-- Start of Data to process --

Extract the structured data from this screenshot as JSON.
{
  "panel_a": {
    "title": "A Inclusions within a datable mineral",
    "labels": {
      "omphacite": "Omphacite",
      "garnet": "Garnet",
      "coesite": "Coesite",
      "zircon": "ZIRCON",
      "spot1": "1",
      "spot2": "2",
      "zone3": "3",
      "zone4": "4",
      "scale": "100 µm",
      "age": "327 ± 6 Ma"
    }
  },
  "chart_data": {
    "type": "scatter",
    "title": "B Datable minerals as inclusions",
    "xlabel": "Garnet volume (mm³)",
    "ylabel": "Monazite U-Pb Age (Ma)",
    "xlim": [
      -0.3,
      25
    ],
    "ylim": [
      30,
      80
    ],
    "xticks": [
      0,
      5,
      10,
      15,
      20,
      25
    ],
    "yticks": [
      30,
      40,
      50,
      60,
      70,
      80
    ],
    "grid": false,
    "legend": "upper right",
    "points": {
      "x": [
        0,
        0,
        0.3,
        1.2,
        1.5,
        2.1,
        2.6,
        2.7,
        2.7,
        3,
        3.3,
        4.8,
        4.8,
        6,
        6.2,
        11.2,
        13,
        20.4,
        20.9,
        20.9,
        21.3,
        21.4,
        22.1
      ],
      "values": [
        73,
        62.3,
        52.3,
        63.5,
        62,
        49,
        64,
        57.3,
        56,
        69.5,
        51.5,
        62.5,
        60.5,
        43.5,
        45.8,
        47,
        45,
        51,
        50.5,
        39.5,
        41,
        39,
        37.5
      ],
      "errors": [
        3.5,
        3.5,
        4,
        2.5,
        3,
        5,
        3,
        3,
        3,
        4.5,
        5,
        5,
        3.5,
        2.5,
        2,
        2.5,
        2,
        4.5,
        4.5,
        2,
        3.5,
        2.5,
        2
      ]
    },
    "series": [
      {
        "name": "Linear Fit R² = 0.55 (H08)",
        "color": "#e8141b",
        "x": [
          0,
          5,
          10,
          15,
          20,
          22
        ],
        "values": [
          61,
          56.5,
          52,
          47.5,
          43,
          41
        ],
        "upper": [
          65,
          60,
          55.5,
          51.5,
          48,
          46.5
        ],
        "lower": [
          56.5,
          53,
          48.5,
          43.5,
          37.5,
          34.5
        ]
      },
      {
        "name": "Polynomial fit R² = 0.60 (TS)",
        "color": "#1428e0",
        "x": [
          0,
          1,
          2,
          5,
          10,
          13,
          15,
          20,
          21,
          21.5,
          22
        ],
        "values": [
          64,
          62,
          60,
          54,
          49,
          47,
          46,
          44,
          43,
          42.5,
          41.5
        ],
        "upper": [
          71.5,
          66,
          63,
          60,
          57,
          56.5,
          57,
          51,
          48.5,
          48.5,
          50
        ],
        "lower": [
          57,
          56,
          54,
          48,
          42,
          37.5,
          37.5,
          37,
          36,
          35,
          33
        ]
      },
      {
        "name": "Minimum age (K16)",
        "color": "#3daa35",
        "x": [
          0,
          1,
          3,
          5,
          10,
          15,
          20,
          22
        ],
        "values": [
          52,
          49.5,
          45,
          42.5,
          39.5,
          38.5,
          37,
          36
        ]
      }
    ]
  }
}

-- End of Data to process --

Required work | Restate every record exactly, leaving nothing out.

Solution |
Extract the structured data from this screenshot as JSON.
{
  "panel_a": {
    "title": "A Inclusions within a datable mineral",
    "labels": {
      "omphacite": "Omphacite",
      "garnet": "Garnet",
      "coesite": "Coesite",
      "zircon": "ZIRCON",
      "spot1": "1",
      "spot2": "2",
      "zone3": "3",
      "zone4": "4",
      "scale": "100 µm",
      "age": "327 ± 6 Ma"
    }
  },
  "chart_data": {
    "type": "scatter",
    "title": "B Datable minerals as inclusions",
    "xlabel": "Garnet volume (mm³)",
    "ylabel": "Monazite U-Pb Age (Ma)",
    "xlim": [
      -0.3,
      25
    ],
    "ylim": [
      30,
      80
    ],
    "xticks": [
      0,
      5,
      10,
      15,
      20,
      25
    ],
    "yticks": [
      30,
      40,
      50,
      60,
      70,
      80
    ],
    "grid": false,
    "legend": "upper right",
    "points": {
      "x": [
        0,
        0,
        0.3,
        1.2,
        1.5,
        2.1,
        2.6,
        2.7,
        2.7,
        3,
        3.3,
        4.8,
        4.8,
        6,
        6.2,
        11.2,
        13,
        20.4,
        20.9,
        20.9,
        21.3,
        21.4,
        22.1
      ],
      "values": [
        73,
        62.3,
        52.3,
        63.5,
        62,
        49,
        64,
        57.3,
        56,
        69.5,
        51.5,
        62.5,
        60.5,
        43.5,
        45.8,
        47,
        45,
        51,
        50.5,
        39.5,
        41,
        39,
        37.5
      ],
      "errors": [
        3.5,
        3.5,
        4,
        2.5,
        3,
        5,
        3,
        3,
        3,
        4.5,
        5,
        5,
        3.5,
        2.5,
        2,
        2.5,
        2,
        4.5,
        4.5,
        2,
        3.5,
        2.5,
        2
      ]
    },
    "series": [
      {
        "name": "Linear Fit R² = 0.55 (H08)",
        "color": "#e8141b",
        "x": [
          0,
          5,
          10,
          15,
          20,
          22
        ],
        "values": [
          61,
          56.5,
          52,
          47.5,
          43,
          41
        ],
        "upper": [
          65,
          60,
          55.5,
          51.5,
          48,
          46.5
        ],
        "lower": [
          56.5,
          53,
          48.5,
          43.5,
          37.5,
          34.5
        ]
      },
      {
        "name": "Polynomial fit R² = 0.60 (TS)",
        "color": "#1428e0",
        "x": [
          0,
          1,
          2,
          5,
          10,
          13,
          15,
          20,
          21,
          21.5,
          22
        ],
        "values": [
          64,
          62,
          60,
          54,
          49,
          47,
          46,
          44,
          43,
          42.5,
          41.5
        ],
        "upper": [
          71.5,
          66,
          63,
          60,
          57,
          56.5,
          57,
          51,
          48.5,
          48.5,
          50
        ],
        "lower": [
          57,
          56,
          54,
          48,
          42,
          37.5,
          37.5,
          37,
          36,
          35,
          33
        ]
      },
      {
        "name": "Minimum age (K16)",
        "color": "#3daa35",
        "x": [
          0,
          1,
          3,
          5,
          10,
          15,
          20,
          22
        ],
        "values": [
          52,
          49.5,
          45,
          42.5,
          39.5,
          38.5,
          37,
          36
        ]
      }
    ]
  }
}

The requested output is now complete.